[Problem details] Select every line below containing the word "Строительство".

[Supplied information]
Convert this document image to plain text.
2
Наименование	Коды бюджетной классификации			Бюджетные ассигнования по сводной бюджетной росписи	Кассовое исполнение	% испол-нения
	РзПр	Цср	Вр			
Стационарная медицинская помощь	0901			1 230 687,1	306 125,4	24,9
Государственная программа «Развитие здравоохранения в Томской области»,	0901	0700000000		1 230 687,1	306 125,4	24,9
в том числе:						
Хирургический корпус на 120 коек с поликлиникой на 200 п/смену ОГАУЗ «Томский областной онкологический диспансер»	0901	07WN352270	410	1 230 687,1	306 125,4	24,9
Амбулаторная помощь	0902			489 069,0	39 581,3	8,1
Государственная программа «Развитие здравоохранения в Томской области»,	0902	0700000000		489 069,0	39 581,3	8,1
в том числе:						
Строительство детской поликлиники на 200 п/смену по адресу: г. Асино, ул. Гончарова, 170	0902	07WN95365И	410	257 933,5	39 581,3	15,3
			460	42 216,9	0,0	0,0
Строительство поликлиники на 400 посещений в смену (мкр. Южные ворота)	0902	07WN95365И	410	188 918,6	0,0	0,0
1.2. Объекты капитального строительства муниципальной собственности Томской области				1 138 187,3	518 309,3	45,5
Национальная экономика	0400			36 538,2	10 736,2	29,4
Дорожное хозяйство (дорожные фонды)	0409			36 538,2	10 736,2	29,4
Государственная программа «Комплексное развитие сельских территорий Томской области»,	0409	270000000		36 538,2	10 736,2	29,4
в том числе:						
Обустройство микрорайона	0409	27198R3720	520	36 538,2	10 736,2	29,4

[Correct result]
Строительство детской поликлиники на 200 п/смену по адресу: г. Асино, ул. Гончарова, 170	0902	07WN95365И	410	257 933,5	39 581,3	15,3
Строительство поликлиники на 400 посещений в смену (мкр. Южные ворота)	0902	07WN95365И	410	188 918,6	0,0	0,0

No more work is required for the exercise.